> _WHAT IS ASKED_
Every entry that follows should be reproduced exactly.

> _MATERIAL PROVIDED_
######

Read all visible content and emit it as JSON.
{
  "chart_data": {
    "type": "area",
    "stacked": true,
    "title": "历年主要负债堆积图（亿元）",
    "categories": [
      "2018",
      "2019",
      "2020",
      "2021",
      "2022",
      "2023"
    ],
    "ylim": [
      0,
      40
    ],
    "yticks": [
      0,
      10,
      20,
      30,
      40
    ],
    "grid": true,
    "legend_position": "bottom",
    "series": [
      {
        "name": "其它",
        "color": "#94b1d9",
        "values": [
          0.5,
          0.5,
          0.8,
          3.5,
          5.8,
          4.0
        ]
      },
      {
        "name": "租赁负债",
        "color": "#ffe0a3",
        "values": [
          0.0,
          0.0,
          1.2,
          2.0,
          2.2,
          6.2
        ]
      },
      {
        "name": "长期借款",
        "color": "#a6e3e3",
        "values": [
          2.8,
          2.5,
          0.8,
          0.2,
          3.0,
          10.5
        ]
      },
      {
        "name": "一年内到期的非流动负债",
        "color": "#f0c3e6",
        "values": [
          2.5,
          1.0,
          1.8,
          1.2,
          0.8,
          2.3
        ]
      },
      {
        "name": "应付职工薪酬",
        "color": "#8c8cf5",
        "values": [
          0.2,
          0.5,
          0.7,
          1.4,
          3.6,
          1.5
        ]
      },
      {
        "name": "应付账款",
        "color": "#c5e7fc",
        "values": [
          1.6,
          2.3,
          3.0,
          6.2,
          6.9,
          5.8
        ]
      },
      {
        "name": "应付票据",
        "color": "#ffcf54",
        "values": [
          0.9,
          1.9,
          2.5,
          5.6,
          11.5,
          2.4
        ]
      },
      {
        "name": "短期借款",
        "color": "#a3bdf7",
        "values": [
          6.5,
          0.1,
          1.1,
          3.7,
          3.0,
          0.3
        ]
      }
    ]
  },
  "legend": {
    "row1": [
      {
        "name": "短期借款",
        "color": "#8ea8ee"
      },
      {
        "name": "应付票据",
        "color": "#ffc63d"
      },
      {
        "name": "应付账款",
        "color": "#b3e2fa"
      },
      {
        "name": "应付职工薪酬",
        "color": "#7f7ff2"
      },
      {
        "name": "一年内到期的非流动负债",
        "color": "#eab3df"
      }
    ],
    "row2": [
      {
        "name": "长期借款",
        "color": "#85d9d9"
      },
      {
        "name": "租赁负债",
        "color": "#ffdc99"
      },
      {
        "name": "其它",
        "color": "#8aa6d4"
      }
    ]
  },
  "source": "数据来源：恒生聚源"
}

######

> _EXERCISE OUTPUT_
Read all visible content and emit it as JSON.
{
  "chart_data": {
    "type": "area",
    "stacked": true,
    "title": "历年主要负债堆积图（亿元）",
    "categories": [
      "2018",
      "2019",
      "2020",
      "2021",
      "2022",
      "2023"
    ],
    "ylim": [
      0,
      40
    ],
    "yticks": [
      0,
      10,
      20,
      30,
      40
    ],
    "grid": true,
    "legend_position": "bottom",
    "series": [
      {
        "name": "其它",
        "color": "#94b1d9",
        "values": [
          0.5,
          0.5,
          0.8,
          3.5,
          5.8,
          4.0
        ]
      },
      {
        "name": "租赁负债",
        "color": "#ffe0a3",
        "values": [
          0.0,
          0.0,
          1.2,
          2.0,
          2.2,
          6.2
        ]
      },
      {
        "name": "长期借款",
        "color": "#a6e3e3",
        "values": [
          2.8,
          2.5,
          0.8,
          0.2,
          3.0,
          10.5
        ]
      },
      {
        "name": "一年内到期的非流动负债",
        "color": "#f0c3e6",
        "values": [
          2.5,
          1.0,
          1.8,
          1.2,
          0.8,
          2.3
        ]
      },
      {
        "name": "应付职工薪酬",
        "color": "#8c8cf5",
        "values": [
          0.2,
          0.5,
          0.7,
          1.4,
          3.6,
          1.5
        ]
      },
      {
        "name": "应付账款",
        "color": "#c5e7fc",
        "values": [
          1.6,
          2.3,
          3.0,
          6.2,
          6.9,
          5.8
        ]
      },
      {
        "name": "应付票据",
        "color": "#ffcf54",
        "values": [
          0.9,
          1.9,
          2.5,
          5.6,
          11.5,
          2.4
        ]
      },
      {
        "name": "短期借款",
        "color": "#a3bdf7",
        "values": [
          6.5,
          0.1,
          1.1,
          3.7,
          3.0,
          0.3
        ]
      }
    ]
  },
  "legend": {
    "row1": [
      {
        "name": "短期借款",
        "color": "#8ea8ee"
      },
      {
        "name": "应付票据",
        "color": "#ffc63d"
      },
      {
        "name": "应付账款",
        "color": "#b3e2fa"
      },
      {
        "name": "应付职工薪酬",
        "color": "#7f7ff2"
      },
      {
        "name": "一年内到期的非流动负债",
        "color": "#eab3df"
      }
    ],
    "row2": [
      {
        "name": "长期借款",
        "color": "#85d9d9"
      },
      {
        "name": "租赁负债",
        "color": "#ffdc99"
      },
      {
        "name": "其它",
        "color": "#8aa6d4"
      }
    ]
  },
  "source": "数据来源：恒生聚源"
}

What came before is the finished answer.